======== Dataset rows

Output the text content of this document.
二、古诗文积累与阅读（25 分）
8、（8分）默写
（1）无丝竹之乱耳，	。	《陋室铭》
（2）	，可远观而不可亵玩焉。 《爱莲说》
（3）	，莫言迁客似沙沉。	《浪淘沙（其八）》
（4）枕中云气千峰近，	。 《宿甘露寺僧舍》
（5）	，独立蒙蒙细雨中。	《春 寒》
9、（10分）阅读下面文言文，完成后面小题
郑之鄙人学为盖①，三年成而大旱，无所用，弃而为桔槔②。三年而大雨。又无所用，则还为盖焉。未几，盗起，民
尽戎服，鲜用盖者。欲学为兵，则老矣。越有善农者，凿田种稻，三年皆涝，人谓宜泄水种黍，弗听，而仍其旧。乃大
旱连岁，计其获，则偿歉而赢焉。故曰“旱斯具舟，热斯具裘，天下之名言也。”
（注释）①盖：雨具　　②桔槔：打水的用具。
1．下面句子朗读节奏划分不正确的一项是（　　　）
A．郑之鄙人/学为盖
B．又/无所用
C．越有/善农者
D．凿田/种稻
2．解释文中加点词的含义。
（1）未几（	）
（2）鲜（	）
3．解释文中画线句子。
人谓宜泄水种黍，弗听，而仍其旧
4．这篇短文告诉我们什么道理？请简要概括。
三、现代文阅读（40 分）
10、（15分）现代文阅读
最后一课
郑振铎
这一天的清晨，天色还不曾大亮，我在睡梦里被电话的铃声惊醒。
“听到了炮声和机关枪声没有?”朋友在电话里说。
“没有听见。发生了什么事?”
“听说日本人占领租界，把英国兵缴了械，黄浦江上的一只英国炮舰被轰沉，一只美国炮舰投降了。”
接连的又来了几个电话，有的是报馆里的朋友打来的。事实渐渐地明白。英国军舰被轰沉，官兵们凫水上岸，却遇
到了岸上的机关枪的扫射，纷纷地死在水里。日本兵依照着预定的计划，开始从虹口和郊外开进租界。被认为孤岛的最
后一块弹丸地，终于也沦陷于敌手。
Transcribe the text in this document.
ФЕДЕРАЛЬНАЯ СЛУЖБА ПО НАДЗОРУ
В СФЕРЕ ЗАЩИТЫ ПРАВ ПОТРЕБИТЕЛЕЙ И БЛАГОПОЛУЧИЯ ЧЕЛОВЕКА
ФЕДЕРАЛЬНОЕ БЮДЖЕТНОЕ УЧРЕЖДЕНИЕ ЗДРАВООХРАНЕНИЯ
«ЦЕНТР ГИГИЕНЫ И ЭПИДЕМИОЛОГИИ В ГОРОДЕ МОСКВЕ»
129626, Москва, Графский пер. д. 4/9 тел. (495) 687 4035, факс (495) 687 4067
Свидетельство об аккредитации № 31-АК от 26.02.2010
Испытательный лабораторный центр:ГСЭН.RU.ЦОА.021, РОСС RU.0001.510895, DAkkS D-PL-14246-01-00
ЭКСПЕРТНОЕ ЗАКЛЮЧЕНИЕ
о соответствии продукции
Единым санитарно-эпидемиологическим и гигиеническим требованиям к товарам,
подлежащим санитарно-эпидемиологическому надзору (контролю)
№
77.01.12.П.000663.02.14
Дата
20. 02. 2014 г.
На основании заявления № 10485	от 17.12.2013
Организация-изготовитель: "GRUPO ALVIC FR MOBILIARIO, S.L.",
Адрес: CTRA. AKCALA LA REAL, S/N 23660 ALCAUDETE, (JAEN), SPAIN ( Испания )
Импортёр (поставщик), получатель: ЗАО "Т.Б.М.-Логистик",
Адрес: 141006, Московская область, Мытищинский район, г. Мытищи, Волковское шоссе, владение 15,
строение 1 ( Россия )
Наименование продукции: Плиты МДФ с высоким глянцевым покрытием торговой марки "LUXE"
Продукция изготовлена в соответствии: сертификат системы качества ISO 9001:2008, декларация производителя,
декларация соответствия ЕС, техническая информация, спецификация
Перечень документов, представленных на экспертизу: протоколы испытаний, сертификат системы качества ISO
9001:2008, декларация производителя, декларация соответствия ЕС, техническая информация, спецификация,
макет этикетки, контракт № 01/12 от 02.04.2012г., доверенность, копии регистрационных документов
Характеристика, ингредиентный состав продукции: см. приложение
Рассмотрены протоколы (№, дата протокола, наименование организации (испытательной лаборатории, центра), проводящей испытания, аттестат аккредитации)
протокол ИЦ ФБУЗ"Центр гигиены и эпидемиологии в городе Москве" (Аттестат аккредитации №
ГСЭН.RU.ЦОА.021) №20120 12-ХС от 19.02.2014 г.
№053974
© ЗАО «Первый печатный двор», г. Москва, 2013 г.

================

Write out all records exactly, keeping every detail.

> [Reply to the exercise]
Output the text content of this document.
二、古诗文积累与阅读（25 分）
8、（8分）默写
（1）无丝竹之乱耳，	。	《陋室铭》
（2）	，可远观而不可亵玩焉。 《爱莲说》
（3）	，莫言迁客似沙沉。	《浪淘沙（其八）》
（4）枕中云气千峰近，	。 《宿甘露寺僧舍》
（5）	，独立蒙蒙细雨中。	《春 寒》
9、（10分）阅读下面文言文，完成后面小题
郑之鄙人学为盖①，三年成而大旱，无所用，弃而为桔槔②。三年而大雨。又无所用，则还为盖焉。未几，盗起，民
尽戎服，鲜用盖者。欲学为兵，则老矣。越有善农者，凿田种稻，三年皆涝，人谓宜泄水种黍，弗听，而仍其旧。乃大
旱连岁，计其获，则偿歉而赢焉。故曰“旱斯具舟，热斯具裘，天下之名言也。”
（注释）①盖：雨具　　②桔槔：打水的用具。
1．下面句子朗读节奏划分不正确的一项是（　　　）
A．郑之鄙人/学为盖
B．又/无所用
C．越有/善农者
D．凿田/种稻
2．解释文中加点词的含义。
（1）未几（	）
（2）鲜（	）
3．解释文中画线句子。
人谓宜泄水种黍，弗听，而仍其旧
4．这篇短文告诉我们什么道理？请简要概括。
三、现代文阅读（40 分）
10、（15分）现代文阅读
最后一课
郑振铎
这一天的清晨，天色还不曾大亮，我在睡梦里被电话的铃声惊醒。
“听到了炮声和机关枪声没有?”朋友在电话里说。
“没有听见。发生了什么事?”
“听说日本人占领租界，把英国兵缴了械，黄浦江上的一只英国炮舰被轰沉，一只美国炮舰投降了。”
接连的又来了几个电话，有的是报馆里的朋友打来的。事实渐渐地明白。英国军舰被轰沉，官兵们凫水上岸，却遇
到了岸上的机关枪的扫射，纷纷地死在水里。日本兵依照着预定的计划，开始从虹口和郊外开进租界。被认为孤岛的最
后一块弹丸地，终于也沦陷于敌手。
Transcribe the text in this document.
ФЕДЕРАЛЬНАЯ СЛУЖБА ПО НАДЗОРУ
В СФЕРЕ ЗАЩИТЫ ПРАВ ПОТРЕБИТЕЛЕЙ И БЛАГОПОЛУЧИЯ ЧЕЛОВЕКА
ФЕДЕРАЛЬНОЕ БЮДЖЕТНОЕ УЧРЕЖДЕНИЕ ЗДРАВООХРАНЕНИЯ
«ЦЕНТР ГИГИЕНЫ И ЭПИДЕМИОЛОГИИ В ГОРОДЕ МОСКВЕ»
129626, Москва, Графский пер. д. 4/9 тел. (495) 687 4035, факс (495) 687 4067
Свидетельство об аккредитации № 31-АК от 26.02.2010
Испытательный лабораторный центр:ГСЭН.RU.ЦОА.021, РОСС RU.0001.510895, DAkkS D-PL-14246-01-00
ЭКСПЕРТНОЕ ЗАКЛЮЧЕНИЕ
о соответствии продукции
Единым санитарно-эпидемиологическим и гигиеническим требованиям к товарам,
подлежащим санитарно-эпидемиологическому надзору (контролю)
№
77.01.12.П.000663.02.14
Дата
20. 02. 2014 г.
На основании заявления № 10485	от 17.12.2013
Организация-изготовитель: "GRUPO ALVIC FR MOBILIARIO, S.L.",
Адрес: CTRA. AKCALA LA REAL, S/N 23660 ALCAUDETE, (JAEN), SPAIN ( Испания )
Импортёр (поставщик), получатель: ЗАО "Т.Б.М.-Логистик",
Адрес: 141006, Московская область, Мытищинский район, г. Мытищи, Волковское шоссе, владение 15,
строение 1 ( Россия )
Наименование продукции: Плиты МДФ с высоким глянцевым покрытием торговой марки "LUXE"
Продукция изготовлена в соответствии: сертификат системы качества ISO 9001:2008, декларация производителя,
декларация соответствия ЕС, техническая информация, спецификация
Перечень документов, представленных на экспертизу: протоколы испытаний, сертификат системы качества ISO
9001:2008, декларация производителя, декларация соответствия ЕС, техническая информация, спецификация,
макет этикетки, контракт № 01/12 от 02.04.2012г., доверенность, копии регистрационных документов
Характеристика, ингредиентный состав продукции: см. приложение
Рассмотрены протоколы (№, дата протокола, наименование организации (испытательной лаборатории, центра), проводящей испытания, аттестат аккредитации)
протокол ИЦ ФБУЗ"Центр гигиены и эпидемиологии в городе Москве" (Аттестат аккредитации №
ГСЭН.RU.ЦОА.021) №20120 12-ХС от 19.02.2014 г.
№053974
© ЗАО «Первый печатный двор», г. Москва, 2013 г.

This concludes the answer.